**REQUEST**
Note each line where "Practice" appears, and copy it.

* BEGIN INFORMATION SUPPLIED *

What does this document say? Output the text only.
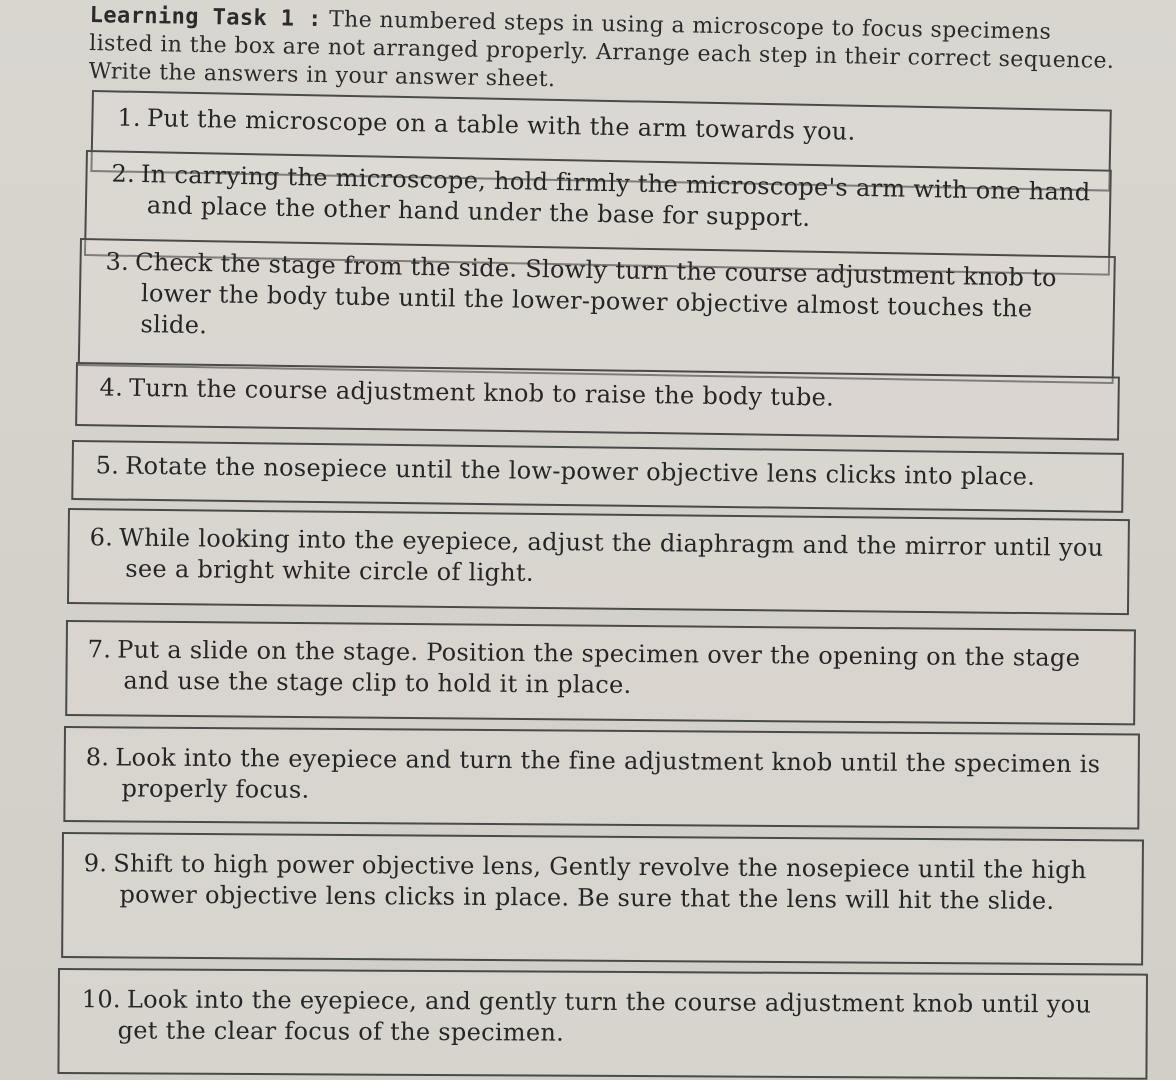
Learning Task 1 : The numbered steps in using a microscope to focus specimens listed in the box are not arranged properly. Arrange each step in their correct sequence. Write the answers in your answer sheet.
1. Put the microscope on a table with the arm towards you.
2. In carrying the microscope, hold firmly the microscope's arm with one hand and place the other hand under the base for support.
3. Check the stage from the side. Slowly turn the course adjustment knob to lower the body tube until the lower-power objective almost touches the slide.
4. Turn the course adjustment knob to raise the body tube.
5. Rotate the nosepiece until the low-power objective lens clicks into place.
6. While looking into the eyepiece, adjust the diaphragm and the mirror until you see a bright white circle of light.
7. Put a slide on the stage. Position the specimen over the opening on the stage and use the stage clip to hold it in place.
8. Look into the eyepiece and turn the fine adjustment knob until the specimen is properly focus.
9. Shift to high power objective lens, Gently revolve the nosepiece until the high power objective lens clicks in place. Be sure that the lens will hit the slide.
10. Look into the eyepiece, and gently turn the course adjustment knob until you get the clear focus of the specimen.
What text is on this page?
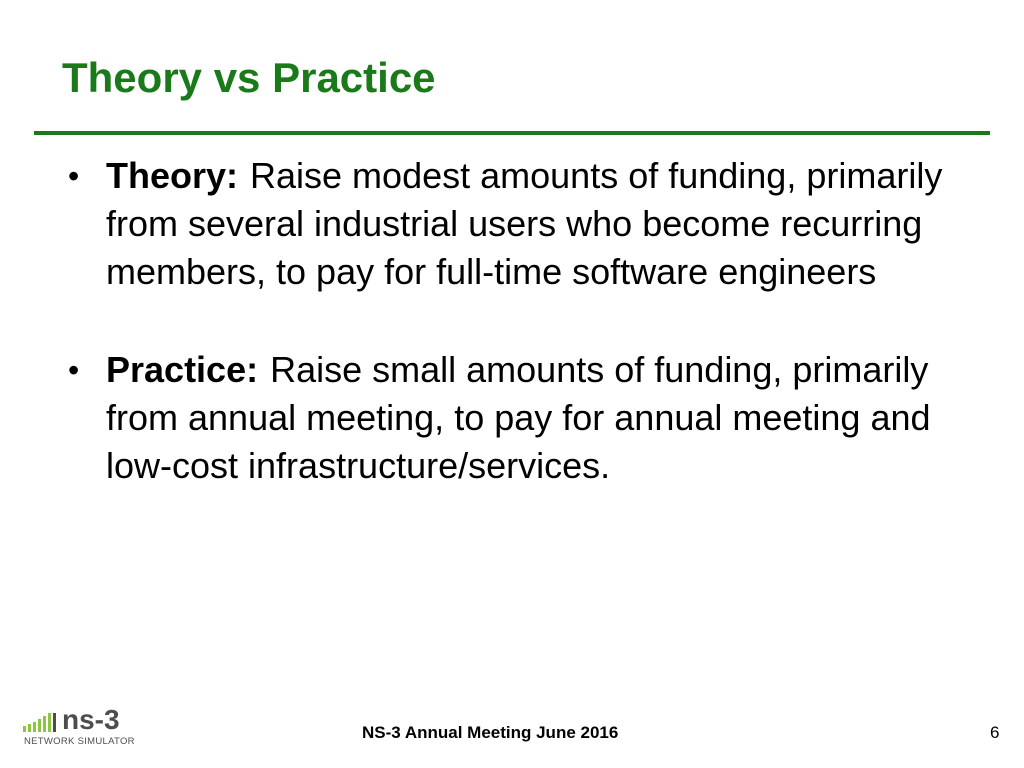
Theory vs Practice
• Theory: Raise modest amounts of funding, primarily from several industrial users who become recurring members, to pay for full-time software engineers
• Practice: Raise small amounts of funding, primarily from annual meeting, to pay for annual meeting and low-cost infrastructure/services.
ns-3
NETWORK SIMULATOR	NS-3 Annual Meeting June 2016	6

* END INFORMATION SUPPLIED *

**THE RESPONSE**
Theory vs Practice
• Practice: Raise small amounts of funding, primarily from annual meeting, to pay for annual meeting and low-cost infrastructure/services.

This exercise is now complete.